Stated exercise: Extract the whole listing as it stands. Do not include the pictures.

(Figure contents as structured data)

______

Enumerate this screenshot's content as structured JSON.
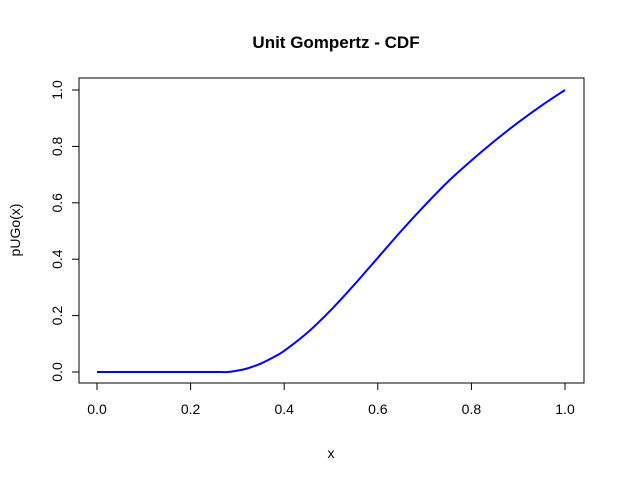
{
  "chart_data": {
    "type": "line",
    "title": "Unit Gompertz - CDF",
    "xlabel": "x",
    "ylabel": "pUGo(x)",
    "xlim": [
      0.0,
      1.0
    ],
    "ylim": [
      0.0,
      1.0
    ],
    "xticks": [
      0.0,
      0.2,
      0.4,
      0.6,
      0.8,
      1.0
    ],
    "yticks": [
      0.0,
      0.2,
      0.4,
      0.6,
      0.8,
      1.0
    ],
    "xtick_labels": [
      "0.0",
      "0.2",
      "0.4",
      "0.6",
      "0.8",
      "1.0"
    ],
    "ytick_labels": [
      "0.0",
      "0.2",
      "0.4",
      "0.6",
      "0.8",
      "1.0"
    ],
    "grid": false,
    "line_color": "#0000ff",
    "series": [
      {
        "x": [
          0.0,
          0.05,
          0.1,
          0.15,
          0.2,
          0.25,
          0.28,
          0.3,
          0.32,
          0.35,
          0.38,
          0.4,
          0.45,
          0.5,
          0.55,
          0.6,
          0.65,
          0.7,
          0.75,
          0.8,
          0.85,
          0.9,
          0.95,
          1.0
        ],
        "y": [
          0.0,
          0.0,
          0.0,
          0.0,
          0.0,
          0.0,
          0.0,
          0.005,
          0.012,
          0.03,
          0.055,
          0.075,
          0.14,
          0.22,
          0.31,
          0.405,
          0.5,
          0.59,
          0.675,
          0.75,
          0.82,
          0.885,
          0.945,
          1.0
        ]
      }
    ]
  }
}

______

Exercise answer:
Enumerate this screenshot's content as structured JSON.
{
  "chart_data": {
    "type": "line",
    "title": "Unit Gompertz - CDF",
    "xlabel": "x",
    "ylabel": "pUGo(x)",
    "xlim": [
      0.0,
      1.0
    ],
    "ylim": [
      0.0,
      1.0
    ],
    "xticks": [
      0.0,
      0.2,
      0.4,
      0.6,
      0.8,
      1.0
    ],
    "yticks": [
      0.0,
      0.2,
      0.4,
      0.6,
      0.8,
      1.0
    ],
    "xtick_labels": [
      "0.0",
      "0.2",
      "0.4",
      "0.6",
      "0.8",
      "1.0"
    ],
    "ytick_labels": [
      "0.0",
      "0.2",
      "0.4",
      "0.6",
      "0.8",
      "1.0"
    ],
    "grid": false,
    "line_color": "#0000ff",
    "series": [
      {
        "x": [
          0.0,
          0.05,
          0.1,
          0.15,
          0.2,
          0.25,
          0.28,
          0.3,
          0.32,
          0.35,
          0.38,
          0.4,
          0.45,
          0.5,
          0.55,
          0.6,
          0.65,
          0.7,
          0.75,
          0.8,
          0.85,
          0.9,
          0.95,
          1.0
        ],
        "y": [
          0.0,
          0.0,
          0.0,
          0.0,
          0.0,
          0.0,
          0.0,
          0.005,
          0.012,
          0.03,
          0.055,
          0.075,
          0.14,
          0.22,
          0.31,
          0.405,
          0.5,
          0.59,
          0.675,
          0.75,
          0.82,
          0.885,
          0.945,
          1.0
        ]
      }
    ]
  }
}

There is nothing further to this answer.